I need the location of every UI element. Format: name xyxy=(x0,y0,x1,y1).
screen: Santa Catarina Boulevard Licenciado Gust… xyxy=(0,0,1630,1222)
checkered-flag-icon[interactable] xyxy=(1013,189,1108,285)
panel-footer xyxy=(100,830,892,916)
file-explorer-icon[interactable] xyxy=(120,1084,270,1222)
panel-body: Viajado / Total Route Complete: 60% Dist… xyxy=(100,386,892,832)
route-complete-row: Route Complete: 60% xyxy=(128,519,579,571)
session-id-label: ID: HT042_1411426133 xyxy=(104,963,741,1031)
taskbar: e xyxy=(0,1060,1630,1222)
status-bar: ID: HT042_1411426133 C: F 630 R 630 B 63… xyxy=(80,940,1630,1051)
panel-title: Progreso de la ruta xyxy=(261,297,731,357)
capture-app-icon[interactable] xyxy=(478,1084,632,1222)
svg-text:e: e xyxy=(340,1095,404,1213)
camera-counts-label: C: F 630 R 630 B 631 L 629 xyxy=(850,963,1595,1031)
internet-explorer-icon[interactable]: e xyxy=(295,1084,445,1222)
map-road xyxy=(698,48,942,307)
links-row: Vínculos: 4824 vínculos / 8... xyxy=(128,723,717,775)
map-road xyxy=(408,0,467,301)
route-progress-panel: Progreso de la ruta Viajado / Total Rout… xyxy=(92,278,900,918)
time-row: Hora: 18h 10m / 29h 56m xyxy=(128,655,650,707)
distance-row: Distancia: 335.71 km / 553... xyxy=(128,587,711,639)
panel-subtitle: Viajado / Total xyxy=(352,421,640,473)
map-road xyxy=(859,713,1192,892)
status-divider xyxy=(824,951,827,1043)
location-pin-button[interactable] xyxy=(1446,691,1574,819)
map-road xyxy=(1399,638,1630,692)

---

:: TO DO ::
Please give the material above again with every "map-road" switched to "map-street" and nothing else changed.

:: RESULT ::
I need the location of every UI element. Format: name xyxy=(x0,y0,x1,y1).
screen: Santa Catarina Boulevard Licenciado Gust… xyxy=(0,0,1630,1222)
checkered-flag-icon[interactable] xyxy=(1013,189,1108,285)
panel-footer xyxy=(100,830,892,916)
file-explorer-icon[interactable] xyxy=(120,1084,270,1222)
panel-body: Viajado / Total Route Complete: 60% Dist… xyxy=(100,386,892,832)
route-complete-row: Route Complete: 60% xyxy=(128,519,579,571)
session-id-label: ID: HT042_1411426133 xyxy=(104,963,741,1031)
taskbar: e xyxy=(0,1060,1630,1222)
status-bar: ID: HT042_1411426133 C: F 630 R 630 B 63… xyxy=(80,940,1630,1051)
panel-title: Progreso de la ruta xyxy=(261,297,731,357)
capture-app-icon[interactable] xyxy=(478,1084,632,1222)
svg-text:e: e xyxy=(340,1095,404,1213)
camera-counts-label: C: F 630 R 630 B 631 L 629 xyxy=(850,963,1595,1031)
internet-explorer-icon[interactable]: e xyxy=(295,1084,445,1222)
map-street xyxy=(698,48,942,307)
links-row: Vínculos: 4824 vínculos / 8... xyxy=(128,723,717,775)
map-street xyxy=(408,0,467,301)
route-progress-panel: Progreso de la ruta Viajado / Total Rout… xyxy=(92,278,900,918)
time-row: Hora: 18h 10m / 29h 56m xyxy=(128,655,650,707)
distance-row: Distancia: 335.71 km / 553... xyxy=(128,587,711,639)
panel-subtitle: Viajado / Total xyxy=(352,421,640,473)
map-street xyxy=(859,713,1192,892)
status-divider xyxy=(824,951,827,1043)
location-pin-button[interactable] xyxy=(1446,691,1574,819)
map-street xyxy=(1399,638,1630,692)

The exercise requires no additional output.